Task to complete: Pick out the lines below that include the string "Matching".

>>>

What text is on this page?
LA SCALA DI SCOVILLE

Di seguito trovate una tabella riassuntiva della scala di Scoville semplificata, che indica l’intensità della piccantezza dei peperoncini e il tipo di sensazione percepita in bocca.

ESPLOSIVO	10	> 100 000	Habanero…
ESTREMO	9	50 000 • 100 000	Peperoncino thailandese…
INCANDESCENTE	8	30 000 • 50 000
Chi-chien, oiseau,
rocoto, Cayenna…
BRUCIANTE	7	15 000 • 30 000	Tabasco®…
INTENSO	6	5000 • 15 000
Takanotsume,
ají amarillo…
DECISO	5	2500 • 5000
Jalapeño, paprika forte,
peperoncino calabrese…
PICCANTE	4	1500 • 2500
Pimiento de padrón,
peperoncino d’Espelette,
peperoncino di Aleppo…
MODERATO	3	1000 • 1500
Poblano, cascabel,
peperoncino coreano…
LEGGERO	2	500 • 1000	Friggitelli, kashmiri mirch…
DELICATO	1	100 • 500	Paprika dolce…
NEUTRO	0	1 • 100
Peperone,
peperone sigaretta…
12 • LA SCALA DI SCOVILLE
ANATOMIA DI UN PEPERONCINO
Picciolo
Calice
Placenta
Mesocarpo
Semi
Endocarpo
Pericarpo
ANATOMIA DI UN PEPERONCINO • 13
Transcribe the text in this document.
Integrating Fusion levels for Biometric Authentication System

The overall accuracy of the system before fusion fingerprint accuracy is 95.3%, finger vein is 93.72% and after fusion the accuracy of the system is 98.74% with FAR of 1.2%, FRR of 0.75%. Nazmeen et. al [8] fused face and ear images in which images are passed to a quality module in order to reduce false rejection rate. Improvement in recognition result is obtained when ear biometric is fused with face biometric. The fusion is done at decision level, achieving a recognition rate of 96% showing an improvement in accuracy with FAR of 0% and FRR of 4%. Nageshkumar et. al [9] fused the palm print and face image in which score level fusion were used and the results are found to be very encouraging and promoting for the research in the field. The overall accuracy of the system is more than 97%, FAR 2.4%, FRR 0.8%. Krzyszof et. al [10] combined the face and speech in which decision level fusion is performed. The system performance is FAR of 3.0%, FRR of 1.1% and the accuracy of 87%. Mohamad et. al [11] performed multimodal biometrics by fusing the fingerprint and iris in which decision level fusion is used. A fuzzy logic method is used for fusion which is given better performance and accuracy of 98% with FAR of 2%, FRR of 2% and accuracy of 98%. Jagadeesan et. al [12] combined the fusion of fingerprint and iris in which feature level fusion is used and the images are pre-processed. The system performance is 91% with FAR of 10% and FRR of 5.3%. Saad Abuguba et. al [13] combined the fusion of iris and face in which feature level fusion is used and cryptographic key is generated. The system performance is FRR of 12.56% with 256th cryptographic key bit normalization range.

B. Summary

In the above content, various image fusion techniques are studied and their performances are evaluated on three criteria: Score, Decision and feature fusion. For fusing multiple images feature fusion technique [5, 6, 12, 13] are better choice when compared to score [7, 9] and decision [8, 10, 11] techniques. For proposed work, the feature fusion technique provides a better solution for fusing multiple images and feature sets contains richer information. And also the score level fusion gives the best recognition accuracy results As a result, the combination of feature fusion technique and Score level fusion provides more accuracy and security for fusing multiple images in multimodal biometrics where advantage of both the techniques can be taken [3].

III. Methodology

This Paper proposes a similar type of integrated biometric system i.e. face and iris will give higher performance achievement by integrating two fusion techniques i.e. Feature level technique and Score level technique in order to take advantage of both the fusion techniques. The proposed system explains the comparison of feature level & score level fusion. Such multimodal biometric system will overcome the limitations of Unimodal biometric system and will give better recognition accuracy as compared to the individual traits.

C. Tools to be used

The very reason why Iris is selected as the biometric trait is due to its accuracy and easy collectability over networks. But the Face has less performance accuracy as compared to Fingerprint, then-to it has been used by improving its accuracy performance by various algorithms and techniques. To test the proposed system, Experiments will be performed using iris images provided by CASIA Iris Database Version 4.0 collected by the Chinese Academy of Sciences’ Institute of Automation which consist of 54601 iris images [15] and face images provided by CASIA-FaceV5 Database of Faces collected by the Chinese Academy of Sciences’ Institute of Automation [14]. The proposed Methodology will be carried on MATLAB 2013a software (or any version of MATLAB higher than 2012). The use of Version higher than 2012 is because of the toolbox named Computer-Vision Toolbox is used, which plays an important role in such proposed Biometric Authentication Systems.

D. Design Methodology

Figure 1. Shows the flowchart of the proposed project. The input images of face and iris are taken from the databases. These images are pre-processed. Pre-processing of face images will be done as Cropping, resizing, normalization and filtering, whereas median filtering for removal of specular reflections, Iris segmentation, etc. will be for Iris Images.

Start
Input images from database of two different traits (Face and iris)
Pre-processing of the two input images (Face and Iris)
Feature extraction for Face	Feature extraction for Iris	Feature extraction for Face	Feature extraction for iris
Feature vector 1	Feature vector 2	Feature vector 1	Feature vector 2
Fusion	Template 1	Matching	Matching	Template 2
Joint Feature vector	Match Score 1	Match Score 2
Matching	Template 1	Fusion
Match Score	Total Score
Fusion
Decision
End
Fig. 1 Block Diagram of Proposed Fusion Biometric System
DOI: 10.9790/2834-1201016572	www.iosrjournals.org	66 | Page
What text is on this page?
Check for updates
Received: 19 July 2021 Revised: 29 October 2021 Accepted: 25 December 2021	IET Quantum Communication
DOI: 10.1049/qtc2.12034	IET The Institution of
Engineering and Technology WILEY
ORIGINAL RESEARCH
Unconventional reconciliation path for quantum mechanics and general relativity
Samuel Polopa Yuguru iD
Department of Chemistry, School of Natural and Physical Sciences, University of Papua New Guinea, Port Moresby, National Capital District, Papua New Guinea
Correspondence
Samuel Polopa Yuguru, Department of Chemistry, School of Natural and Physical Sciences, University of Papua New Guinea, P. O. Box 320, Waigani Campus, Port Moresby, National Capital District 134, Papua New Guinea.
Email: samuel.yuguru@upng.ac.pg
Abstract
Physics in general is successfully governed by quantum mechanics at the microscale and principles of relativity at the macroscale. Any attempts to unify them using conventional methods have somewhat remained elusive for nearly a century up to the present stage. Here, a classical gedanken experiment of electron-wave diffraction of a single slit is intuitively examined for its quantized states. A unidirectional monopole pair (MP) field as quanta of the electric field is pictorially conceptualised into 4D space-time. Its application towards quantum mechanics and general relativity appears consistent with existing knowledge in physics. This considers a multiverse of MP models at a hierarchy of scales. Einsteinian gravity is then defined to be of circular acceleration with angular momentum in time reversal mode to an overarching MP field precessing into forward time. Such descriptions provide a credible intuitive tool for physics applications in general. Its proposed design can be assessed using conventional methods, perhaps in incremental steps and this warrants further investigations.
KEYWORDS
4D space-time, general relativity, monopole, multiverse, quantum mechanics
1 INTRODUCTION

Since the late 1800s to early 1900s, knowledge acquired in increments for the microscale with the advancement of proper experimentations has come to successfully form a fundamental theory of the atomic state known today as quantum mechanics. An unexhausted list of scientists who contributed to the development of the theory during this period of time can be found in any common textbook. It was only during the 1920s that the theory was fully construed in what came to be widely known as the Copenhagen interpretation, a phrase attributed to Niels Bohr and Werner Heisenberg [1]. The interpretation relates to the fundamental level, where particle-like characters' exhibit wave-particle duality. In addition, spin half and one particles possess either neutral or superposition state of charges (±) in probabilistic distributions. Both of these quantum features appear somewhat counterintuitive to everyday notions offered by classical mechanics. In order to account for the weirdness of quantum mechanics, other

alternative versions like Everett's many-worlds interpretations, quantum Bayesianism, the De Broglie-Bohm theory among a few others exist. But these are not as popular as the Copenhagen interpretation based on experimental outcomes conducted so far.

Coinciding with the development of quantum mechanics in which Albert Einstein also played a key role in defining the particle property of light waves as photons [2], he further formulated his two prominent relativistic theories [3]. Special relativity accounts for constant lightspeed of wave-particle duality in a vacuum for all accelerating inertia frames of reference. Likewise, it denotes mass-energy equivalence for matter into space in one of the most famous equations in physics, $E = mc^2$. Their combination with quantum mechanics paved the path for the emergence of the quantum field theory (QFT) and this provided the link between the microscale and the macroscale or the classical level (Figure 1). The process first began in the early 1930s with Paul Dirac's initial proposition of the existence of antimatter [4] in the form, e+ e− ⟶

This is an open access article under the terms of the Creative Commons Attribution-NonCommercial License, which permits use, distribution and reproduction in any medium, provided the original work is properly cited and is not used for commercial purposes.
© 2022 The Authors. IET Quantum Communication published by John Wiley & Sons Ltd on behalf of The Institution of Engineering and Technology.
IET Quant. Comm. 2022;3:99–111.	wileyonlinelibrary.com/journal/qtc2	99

<<<

The output:
Fusion	Template 1	Matching	Matching	Template 2
Matching	Template 1	Fusion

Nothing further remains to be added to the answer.